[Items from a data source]
[Begin]

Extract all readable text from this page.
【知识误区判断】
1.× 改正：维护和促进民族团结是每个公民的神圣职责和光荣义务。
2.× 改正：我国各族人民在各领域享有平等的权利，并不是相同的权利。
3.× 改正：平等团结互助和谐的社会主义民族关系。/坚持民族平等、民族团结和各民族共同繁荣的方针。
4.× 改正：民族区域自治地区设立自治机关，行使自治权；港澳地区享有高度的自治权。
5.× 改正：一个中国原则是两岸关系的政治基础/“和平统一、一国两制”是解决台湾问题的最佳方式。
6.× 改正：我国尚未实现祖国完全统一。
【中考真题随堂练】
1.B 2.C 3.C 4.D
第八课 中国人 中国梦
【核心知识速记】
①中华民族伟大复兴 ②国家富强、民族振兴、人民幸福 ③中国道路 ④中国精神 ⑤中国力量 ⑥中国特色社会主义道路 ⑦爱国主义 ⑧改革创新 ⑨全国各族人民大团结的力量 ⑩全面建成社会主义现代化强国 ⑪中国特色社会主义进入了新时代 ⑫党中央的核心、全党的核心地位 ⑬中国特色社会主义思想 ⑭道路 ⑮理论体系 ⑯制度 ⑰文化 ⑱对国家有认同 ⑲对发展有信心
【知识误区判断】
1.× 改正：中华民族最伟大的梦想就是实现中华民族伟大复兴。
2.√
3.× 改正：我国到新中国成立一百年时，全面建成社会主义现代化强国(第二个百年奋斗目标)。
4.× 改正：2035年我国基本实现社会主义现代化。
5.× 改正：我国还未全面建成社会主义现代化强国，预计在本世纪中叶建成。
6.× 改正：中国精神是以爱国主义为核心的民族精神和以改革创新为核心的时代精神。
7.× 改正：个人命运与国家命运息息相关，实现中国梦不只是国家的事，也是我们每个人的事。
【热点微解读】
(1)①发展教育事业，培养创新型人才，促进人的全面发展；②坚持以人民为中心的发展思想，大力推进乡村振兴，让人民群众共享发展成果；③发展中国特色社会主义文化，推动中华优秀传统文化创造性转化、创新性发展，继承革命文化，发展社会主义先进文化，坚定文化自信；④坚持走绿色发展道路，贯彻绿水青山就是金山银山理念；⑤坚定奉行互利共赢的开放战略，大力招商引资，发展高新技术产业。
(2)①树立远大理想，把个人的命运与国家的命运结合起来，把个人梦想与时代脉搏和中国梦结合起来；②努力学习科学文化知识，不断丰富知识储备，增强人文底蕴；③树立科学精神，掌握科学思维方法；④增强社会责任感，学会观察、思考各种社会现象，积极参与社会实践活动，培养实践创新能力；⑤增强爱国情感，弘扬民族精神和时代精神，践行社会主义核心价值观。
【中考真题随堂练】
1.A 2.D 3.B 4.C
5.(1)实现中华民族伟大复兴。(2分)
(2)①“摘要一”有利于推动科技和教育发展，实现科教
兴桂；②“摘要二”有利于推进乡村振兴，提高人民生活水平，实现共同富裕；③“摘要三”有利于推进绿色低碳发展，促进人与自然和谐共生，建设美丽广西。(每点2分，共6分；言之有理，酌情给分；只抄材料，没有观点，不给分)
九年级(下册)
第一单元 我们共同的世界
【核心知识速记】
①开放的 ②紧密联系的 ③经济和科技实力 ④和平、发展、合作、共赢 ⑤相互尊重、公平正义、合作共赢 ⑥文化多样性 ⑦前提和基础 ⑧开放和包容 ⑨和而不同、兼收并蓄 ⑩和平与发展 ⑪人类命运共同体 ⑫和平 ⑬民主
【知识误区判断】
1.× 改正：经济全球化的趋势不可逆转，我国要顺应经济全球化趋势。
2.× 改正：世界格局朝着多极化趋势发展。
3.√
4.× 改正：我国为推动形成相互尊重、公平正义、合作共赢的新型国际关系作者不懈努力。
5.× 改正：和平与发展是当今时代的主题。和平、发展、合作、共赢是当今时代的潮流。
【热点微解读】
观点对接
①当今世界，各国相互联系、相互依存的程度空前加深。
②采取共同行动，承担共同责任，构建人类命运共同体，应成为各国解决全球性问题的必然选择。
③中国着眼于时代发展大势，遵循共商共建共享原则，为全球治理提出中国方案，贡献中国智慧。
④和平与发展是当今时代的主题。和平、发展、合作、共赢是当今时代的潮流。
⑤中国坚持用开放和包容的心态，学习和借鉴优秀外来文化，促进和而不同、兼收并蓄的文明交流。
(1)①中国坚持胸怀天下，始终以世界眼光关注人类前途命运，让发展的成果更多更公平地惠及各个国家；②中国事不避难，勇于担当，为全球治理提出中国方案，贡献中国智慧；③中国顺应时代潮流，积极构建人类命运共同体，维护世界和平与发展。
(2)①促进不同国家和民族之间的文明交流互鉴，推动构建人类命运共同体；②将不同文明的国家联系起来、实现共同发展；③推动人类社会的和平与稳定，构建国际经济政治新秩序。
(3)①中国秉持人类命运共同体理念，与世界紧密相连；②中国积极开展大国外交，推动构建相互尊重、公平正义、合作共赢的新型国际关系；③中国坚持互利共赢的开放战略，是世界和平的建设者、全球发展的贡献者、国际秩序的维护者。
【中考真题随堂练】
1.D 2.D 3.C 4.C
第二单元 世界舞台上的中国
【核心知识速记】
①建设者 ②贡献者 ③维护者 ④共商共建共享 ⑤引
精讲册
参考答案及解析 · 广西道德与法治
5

[End]

__WHAT YOU SHOULD DO__:
Repeat the data in its entirety, character for character.

__THE ANSWER__:
Extract all readable text from this page.
【知识误区判断】
1.× 改正：维护和促进民族团结是每个公民的神圣职责和光荣义务。
2.× 改正：我国各族人民在各领域享有平等的权利，并不是相同的权利。
3.× 改正：平等团结互助和谐的社会主义民族关系。/坚持民族平等、民族团结和各民族共同繁荣的方针。
4.× 改正：民族区域自治地区设立自治机关，行使自治权；港澳地区享有高度的自治权。
5.× 改正：一个中国原则是两岸关系的政治基础/“和平统一、一国两制”是解决台湾问题的最佳方式。
6.× 改正：我国尚未实现祖国完全统一。
【中考真题随堂练】
1.B 2.C 3.C 4.D
第八课 中国人 中国梦
【核心知识速记】
①中华民族伟大复兴 ②国家富强、民族振兴、人民幸福 ③中国道路 ④中国精神 ⑤中国力量 ⑥中国特色社会主义道路 ⑦爱国主义 ⑧改革创新 ⑨全国各族人民大团结的力量 ⑩全面建成社会主义现代化强国 ⑪中国特色社会主义进入了新时代 ⑫党中央的核心、全党的核心地位 ⑬中国特色社会主义思想 ⑭道路 ⑮理论体系 ⑯制度 ⑰文化 ⑱对国家有认同 ⑲对发展有信心
【知识误区判断】
1.× 改正：中华民族最伟大的梦想就是实现中华民族伟大复兴。
2.√
3.× 改正：我国到新中国成立一百年时，全面建成社会主义现代化强国(第二个百年奋斗目标)。
4.× 改正：2035年我国基本实现社会主义现代化。
5.× 改正：我国还未全面建成社会主义现代化强国，预计在本世纪中叶建成。
6.× 改正：中国精神是以爱国主义为核心的民族精神和以改革创新为核心的时代精神。
7.× 改正：个人命运与国家命运息息相关，实现中国梦不只是国家的事，也是我们每个人的事。
【热点微解读】
(1)①发展教育事业，培养创新型人才，促进人的全面发展；②坚持以人民为中心的发展思想，大力推进乡村振兴，让人民群众共享发展成果；③发展中国特色社会主义文化，推动中华优秀传统文化创造性转化、创新性发展，继承革命文化，发展社会主义先进文化，坚定文化自信；④坚持走绿色发展道路，贯彻绿水青山就是金山银山理念；⑤坚定奉行互利共赢的开放战略，大力招商引资，发展高新技术产业。
(2)①树立远大理想，把个人的命运与国家的命运结合起来，把个人梦想与时代脉搏和中国梦结合起来；②努力学习科学文化知识，不断丰富知识储备，增强人文底蕴；③树立科学精神，掌握科学思维方法；④增强社会责任感，学会观察、思考各种社会现象，积极参与社会实践活动，培养实践创新能力；⑤增强爱国情感，弘扬民族精神和时代精神，践行社会主义核心价值观。
【中考真题随堂练】
1.A 2.D 3.B 4.C
5.(1)实现中华民族伟大复兴。(2分)
(2)①“摘要一”有利于推动科技和教育发展，实现科教
兴桂；②“摘要二”有利于推进乡村振兴，提高人民生活水平，实现共同富裕；③“摘要三”有利于推进绿色低碳发展，促进人与自然和谐共生，建设美丽广西。(每点2分，共6分；言之有理，酌情给分；只抄材料，没有观点，不给分)
九年级(下册)
第一单元 我们共同的世界
【核心知识速记】
①开放的 ②紧密联系的 ③经济和科技实力 ④和平、发展、合作、共赢 ⑤相互尊重、公平正义、合作共赢 ⑥文化多样性 ⑦前提和基础 ⑧开放和包容 ⑨和而不同、兼收并蓄 ⑩和平与发展 ⑪人类命运共同体 ⑫和平 ⑬民主
【知识误区判断】
1.× 改正：经济全球化的趋势不可逆转，我国要顺应经济全球化趋势。
2.× 改正：世界格局朝着多极化趋势发展。
3.√
4.× 改正：我国为推动形成相互尊重、公平正义、合作共赢的新型国际关系作者不懈努力。
5.× 改正：和平与发展是当今时代的主题。和平、发展、合作、共赢是当今时代的潮流。
【热点微解读】
观点对接
①当今世界，各国相互联系、相互依存的程度空前加深。
②采取共同行动，承担共同责任，构建人类命运共同体，应成为各国解决全球性问题的必然选择。
③中国着眼于时代发展大势，遵循共商共建共享原则，为全球治理提出中国方案，贡献中国智慧。
④和平与发展是当今时代的主题。和平、发展、合作、共赢是当今时代的潮流。
⑤中国坚持用开放和包容的心态，学习和借鉴优秀外来文化，促进和而不同、兼收并蓄的文明交流。
(1)①中国坚持胸怀天下，始终以世界眼光关注人类前途命运，让发展的成果更多更公平地惠及各个国家；②中国事不避难，勇于担当，为全球治理提出中国方案，贡献中国智慧；③中国顺应时代潮流，积极构建人类命运共同体，维护世界和平与发展。
(2)①促进不同国家和民族之间的文明交流互鉴，推动构建人类命运共同体；②将不同文明的国家联系起来、实现共同发展；③推动人类社会的和平与稳定，构建国际经济政治新秩序。
(3)①中国秉持人类命运共同体理念，与世界紧密相连；②中国积极开展大国外交，推动构建相互尊重、公平正义、合作共赢的新型国际关系；③中国坚持互利共赢的开放战略，是世界和平的建设者、全球发展的贡献者、国际秩序的维护者。
【中考真题随堂练】
1.D 2.D 3.C 4.C
第二单元 世界舞台上的中国
【核心知识速记】
①建设者 ②贡献者 ③维护者 ④共商共建共享 ⑤引
精讲册
参考答案及解析 · 广西道德与法治
5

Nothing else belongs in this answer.